-- START EXERCISE MATERIAL --
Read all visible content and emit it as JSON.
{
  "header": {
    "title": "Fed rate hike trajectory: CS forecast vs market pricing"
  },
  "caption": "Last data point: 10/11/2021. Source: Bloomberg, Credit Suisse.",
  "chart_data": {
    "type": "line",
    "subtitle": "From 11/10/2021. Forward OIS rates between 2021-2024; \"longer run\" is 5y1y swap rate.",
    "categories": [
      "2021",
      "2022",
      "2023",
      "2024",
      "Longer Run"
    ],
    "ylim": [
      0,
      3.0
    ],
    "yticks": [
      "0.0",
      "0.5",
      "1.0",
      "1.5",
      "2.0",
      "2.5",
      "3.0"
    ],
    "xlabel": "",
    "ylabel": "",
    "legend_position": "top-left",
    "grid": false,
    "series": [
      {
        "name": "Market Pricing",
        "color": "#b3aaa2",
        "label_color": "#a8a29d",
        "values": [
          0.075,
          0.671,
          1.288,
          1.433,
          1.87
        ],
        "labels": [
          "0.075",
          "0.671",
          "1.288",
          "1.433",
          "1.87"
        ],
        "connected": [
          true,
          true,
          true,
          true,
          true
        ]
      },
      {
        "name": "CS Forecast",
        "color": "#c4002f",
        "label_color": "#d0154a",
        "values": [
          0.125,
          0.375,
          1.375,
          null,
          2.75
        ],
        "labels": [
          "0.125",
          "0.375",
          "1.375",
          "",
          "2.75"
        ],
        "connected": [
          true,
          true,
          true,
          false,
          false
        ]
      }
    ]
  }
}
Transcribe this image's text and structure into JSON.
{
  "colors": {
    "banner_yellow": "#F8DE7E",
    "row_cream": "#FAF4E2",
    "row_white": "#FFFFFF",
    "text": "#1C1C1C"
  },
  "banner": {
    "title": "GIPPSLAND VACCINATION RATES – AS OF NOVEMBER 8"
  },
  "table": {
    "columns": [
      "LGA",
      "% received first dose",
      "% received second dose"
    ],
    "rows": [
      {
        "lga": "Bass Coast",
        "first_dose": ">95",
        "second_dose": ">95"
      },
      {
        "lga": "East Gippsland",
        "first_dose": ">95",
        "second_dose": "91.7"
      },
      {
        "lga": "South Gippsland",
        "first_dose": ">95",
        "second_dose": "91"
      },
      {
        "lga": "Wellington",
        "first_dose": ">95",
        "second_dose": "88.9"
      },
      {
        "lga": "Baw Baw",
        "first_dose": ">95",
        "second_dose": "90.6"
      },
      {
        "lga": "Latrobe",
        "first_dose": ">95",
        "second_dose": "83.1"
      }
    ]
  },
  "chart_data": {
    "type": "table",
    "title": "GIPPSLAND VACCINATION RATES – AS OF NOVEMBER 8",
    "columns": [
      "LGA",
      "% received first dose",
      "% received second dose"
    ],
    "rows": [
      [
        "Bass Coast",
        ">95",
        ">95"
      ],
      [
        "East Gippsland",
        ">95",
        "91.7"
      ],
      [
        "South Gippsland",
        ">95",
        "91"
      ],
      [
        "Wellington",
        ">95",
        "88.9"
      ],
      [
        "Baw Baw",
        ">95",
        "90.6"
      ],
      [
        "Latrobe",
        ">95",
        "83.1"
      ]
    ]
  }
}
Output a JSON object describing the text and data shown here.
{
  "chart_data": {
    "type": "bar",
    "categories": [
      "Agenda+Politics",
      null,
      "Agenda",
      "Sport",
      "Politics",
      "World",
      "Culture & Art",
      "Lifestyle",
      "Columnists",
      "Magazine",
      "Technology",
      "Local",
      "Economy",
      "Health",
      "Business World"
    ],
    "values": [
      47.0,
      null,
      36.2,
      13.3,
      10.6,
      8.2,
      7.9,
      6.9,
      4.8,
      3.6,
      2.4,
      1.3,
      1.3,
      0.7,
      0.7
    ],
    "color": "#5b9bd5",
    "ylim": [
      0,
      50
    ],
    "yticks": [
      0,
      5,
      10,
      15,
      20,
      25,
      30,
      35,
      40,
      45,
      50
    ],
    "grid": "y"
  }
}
-- END EXERCISE MATERIAL --
(REQUIRED TASK)
Exactly reproduce all of the entries.

(RESPONSE)
Read all visible content and emit it as JSON.
{
  "header": {
    "title": "Fed rate hike trajectory: CS forecast vs market pricing"
  },
  "caption": "Last data point: 10/11/2021. Source: Bloomberg, Credit Suisse.",
  "chart_data": {
    "type": "line",
    "subtitle": "From 11/10/2021. Forward OIS rates between 2021-2024; \"longer run\" is 5y1y swap rate.",
    "categories": [
      "2021",
      "2022",
      "2023",
      "2024",
      "Longer Run"
    ],
    "ylim": [
      0,
      3.0
    ],
    "yticks": [
      "0.0",
      "0.5",
      "1.0",
      "1.5",
      "2.0",
      "2.5",
      "3.0"
    ],
    "xlabel": "",
    "ylabel": "",
    "legend_position": "top-left",
    "grid": false,
    "series": [
      {
        "name": "Market Pricing",
        "color": "#b3aaa2",
        "label_color": "#a8a29d",
        "values": [
          0.075,
          0.671,
          1.288,
          1.433,
          1.87
        ],
        "labels": [
          "0.075",
          "0.671",
          "1.288",
          "1.433",
          "1.87"
        ],
        "connected": [
          true,
          true,
          true,
          true,
          true
        ]
      },
      {
        "name": "CS Forecast",
        "color": "#c4002f",
        "label_color": "#d0154a",
        "values": [
          0.125,
          0.375,
          1.375,
          null,
          2.75
        ],
        "labels": [
          "0.125",
          "0.375",
          "1.375",
          "",
          "2.75"
        ],
        "connected": [
          true,
          true,
          true,
          false,
          false
        ]
      }
    ]
  }
}
Transcribe this image's text and structure into JSON.
{
  "colors": {
    "banner_yellow": "#F8DE7E",
    "row_cream": "#FAF4E2",
    "row_white": "#FFFFFF",
    "text": "#1C1C1C"
  },
  "banner": {
    "title": "GIPPSLAND VACCINATION RATES – AS OF NOVEMBER 8"
  },
  "table": {
    "columns": [
      "LGA",
      "% received first dose",
      "% received second dose"
    ],
    "rows": [
      {
        "lga": "Bass Coast",
        "first_dose": ">95",
        "second_dose": ">95"
      },
      {
        "lga": "East Gippsland",
        "first_dose": ">95",
        "second_dose": "91.7"
      },
      {
        "lga": "South Gippsland",
        "first_dose": ">95",
        "second_dose": "91"
      },
      {
        "lga": "Wellington",
        "first_dose": ">95",
        "second_dose": "88.9"
      },
      {
        "lga": "Baw Baw",
        "first_dose": ">95",
        "second_dose": "90.6"
      },
      {
        "lga": "Latrobe",
        "first_dose": ">95",
        "second_dose": "83.1"
      }
    ]
  },
  "chart_data": {
    "type": "table",
    "title": "GIPPSLAND VACCINATION RATES – AS OF NOVEMBER 8",
    "columns": [
      "LGA",
      "% received first dose",
      "% received second dose"
    ],
    "rows": [
      [
        "Bass Coast",
        ">95",
        ">95"
      ],
      [
        "East Gippsland",
        ">95",
        "91.7"
      ],
      [
        "South Gippsland",
        ">95",
        "91"
      ],
      [
        "Wellington",
        ">95",
        "88.9"
      ],
      [
        "Baw Baw",
        ">95",
        "90.6"
      ],
      [
        "Latrobe",
        ">95",
        "83.1"
      ]
    ]
  }
}
Output a JSON object describing the text and data shown here.
{
  "chart_data": {
    "type": "bar",
    "categories": [
      "Agenda+Politics",
      null,
      "Agenda",
      "Sport",
      "Politics",
      "World",
      "Culture & Art",
      "Lifestyle",
      "Columnists",
      "Magazine",
      "Technology",
      "Local",
      "Economy",
      "Health",
      "Business World"
    ],
    "values": [
      47.0,
      null,
      36.2,
      13.3,
      10.6,
      8.2,
      7.9,
      6.9,
      4.8,
      3.6,
      2.4,
      1.3,
      1.3,
      0.7,
      0.7
    ],
    "color": "#5b9bd5",
    "ylim": [
      0,
      50
    ],
    "yticks": [
      0,
      5,
      10,
      15,
      20,
      25,
      30,
      35,
      40,
      45,
      50
    ],
    "grid": "y"
  }
}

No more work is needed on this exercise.